PROBLEM REQUIREMENTS> Copy each line holding the string "meta".

Data entries>
****************************************

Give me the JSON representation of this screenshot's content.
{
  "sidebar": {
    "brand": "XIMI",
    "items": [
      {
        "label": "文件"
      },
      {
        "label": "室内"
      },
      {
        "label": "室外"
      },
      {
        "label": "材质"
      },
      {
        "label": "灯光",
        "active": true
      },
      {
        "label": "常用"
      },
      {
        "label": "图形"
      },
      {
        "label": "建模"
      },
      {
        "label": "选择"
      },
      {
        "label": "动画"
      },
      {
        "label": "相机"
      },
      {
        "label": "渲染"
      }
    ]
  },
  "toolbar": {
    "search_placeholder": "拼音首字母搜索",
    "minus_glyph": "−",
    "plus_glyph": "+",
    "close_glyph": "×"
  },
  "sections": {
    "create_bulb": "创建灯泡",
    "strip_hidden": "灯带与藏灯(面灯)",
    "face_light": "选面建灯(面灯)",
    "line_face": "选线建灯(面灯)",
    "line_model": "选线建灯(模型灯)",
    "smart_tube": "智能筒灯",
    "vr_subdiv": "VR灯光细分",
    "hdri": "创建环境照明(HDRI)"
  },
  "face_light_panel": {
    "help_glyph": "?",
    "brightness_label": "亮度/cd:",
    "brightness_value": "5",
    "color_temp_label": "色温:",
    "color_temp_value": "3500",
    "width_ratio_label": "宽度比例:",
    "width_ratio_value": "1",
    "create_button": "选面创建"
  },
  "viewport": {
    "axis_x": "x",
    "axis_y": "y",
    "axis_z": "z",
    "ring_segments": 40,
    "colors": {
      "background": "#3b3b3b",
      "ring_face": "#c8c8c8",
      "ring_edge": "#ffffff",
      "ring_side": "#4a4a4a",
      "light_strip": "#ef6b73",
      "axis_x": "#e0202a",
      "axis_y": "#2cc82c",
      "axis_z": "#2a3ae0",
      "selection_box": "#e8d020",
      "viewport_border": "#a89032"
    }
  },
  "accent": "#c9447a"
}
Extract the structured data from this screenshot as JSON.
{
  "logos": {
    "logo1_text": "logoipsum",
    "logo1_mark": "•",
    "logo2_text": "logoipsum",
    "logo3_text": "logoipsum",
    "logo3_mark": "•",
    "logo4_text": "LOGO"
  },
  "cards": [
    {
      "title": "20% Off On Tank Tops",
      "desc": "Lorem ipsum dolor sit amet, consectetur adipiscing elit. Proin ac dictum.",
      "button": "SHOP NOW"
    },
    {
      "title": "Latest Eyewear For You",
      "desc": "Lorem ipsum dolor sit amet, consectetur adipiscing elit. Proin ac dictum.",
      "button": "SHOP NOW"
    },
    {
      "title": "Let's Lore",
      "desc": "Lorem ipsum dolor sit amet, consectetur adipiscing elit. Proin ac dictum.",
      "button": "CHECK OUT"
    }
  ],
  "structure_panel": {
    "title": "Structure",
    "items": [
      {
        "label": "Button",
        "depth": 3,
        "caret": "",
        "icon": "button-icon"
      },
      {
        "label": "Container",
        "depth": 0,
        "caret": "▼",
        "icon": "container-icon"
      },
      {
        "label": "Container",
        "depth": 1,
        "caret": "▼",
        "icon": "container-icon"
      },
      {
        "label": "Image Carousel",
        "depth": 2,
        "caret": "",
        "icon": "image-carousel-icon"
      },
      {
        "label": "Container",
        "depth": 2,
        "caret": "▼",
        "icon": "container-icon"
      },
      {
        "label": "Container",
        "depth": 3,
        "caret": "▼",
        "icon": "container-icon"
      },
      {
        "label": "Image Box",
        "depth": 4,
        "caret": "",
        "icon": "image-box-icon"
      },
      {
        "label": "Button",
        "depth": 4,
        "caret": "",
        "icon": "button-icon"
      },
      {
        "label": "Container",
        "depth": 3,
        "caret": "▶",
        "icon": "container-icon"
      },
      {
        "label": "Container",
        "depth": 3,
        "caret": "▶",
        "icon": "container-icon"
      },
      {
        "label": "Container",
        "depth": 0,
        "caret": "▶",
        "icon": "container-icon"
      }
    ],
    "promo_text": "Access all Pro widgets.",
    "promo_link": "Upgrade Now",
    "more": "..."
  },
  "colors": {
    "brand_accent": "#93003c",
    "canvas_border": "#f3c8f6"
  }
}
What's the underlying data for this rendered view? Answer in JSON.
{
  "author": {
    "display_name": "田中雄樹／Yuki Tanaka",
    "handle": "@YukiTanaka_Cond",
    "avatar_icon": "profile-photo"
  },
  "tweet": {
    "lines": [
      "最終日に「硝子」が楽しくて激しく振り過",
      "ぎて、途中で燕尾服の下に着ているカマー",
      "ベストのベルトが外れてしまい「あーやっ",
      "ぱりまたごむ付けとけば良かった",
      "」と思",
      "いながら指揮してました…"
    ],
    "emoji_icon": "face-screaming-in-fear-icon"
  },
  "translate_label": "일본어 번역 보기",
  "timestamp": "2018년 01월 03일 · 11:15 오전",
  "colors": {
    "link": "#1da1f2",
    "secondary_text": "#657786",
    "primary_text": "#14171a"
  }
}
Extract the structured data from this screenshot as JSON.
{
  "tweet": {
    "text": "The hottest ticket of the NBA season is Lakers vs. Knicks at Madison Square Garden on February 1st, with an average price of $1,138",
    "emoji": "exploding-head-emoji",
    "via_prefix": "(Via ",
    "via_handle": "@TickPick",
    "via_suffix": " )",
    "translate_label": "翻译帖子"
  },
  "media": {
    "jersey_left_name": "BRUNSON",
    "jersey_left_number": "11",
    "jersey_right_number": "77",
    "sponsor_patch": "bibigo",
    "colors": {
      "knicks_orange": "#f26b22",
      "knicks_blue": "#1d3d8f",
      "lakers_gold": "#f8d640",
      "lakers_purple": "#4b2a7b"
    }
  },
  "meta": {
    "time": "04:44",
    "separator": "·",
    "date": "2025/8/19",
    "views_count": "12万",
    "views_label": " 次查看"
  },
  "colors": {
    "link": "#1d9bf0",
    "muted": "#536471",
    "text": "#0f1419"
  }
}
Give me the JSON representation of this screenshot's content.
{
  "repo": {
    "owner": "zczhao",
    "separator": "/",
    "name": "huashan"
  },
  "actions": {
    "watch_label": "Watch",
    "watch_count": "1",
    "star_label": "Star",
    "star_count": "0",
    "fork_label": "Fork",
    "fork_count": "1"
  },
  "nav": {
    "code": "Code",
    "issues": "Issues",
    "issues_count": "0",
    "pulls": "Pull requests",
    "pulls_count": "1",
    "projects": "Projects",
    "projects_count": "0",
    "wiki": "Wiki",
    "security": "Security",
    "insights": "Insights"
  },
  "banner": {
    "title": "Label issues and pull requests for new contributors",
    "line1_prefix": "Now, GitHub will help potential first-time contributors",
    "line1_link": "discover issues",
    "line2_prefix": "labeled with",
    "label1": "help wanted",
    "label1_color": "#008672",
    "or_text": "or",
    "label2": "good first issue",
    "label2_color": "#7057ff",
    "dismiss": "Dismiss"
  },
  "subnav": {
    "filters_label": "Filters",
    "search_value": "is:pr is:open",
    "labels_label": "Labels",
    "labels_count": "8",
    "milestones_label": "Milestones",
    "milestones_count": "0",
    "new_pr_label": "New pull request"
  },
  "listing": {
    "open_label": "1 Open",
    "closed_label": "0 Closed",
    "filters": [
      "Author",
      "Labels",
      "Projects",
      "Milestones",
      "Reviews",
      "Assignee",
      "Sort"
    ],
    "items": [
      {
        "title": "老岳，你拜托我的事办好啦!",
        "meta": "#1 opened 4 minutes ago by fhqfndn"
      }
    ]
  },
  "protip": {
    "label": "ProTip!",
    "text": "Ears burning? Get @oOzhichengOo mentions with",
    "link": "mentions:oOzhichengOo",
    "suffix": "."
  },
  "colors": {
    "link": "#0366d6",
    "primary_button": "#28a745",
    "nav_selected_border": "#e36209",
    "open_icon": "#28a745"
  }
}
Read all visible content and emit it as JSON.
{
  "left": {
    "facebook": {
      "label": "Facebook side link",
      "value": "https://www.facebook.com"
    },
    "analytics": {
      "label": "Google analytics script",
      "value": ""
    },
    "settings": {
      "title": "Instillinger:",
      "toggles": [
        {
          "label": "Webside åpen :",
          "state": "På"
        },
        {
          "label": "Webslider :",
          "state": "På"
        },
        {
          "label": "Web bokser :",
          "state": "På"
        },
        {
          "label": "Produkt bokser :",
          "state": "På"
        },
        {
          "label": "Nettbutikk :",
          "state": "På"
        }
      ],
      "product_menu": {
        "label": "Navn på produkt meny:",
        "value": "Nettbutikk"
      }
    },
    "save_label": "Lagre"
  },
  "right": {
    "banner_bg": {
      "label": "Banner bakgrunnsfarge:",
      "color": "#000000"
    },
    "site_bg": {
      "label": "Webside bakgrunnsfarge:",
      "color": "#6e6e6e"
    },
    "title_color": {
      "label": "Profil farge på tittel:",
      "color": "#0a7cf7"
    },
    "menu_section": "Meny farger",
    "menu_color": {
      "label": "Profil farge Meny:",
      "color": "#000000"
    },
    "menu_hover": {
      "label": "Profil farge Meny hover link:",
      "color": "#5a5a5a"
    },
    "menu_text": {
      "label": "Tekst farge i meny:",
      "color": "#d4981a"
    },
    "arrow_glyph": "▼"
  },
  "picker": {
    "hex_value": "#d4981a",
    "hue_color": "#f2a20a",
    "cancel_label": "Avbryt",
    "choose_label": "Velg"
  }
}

****************************************

FULL SOLUTION>
  "meta": {
        "meta": "#1 opened 4 minutes ago by fhqfndn"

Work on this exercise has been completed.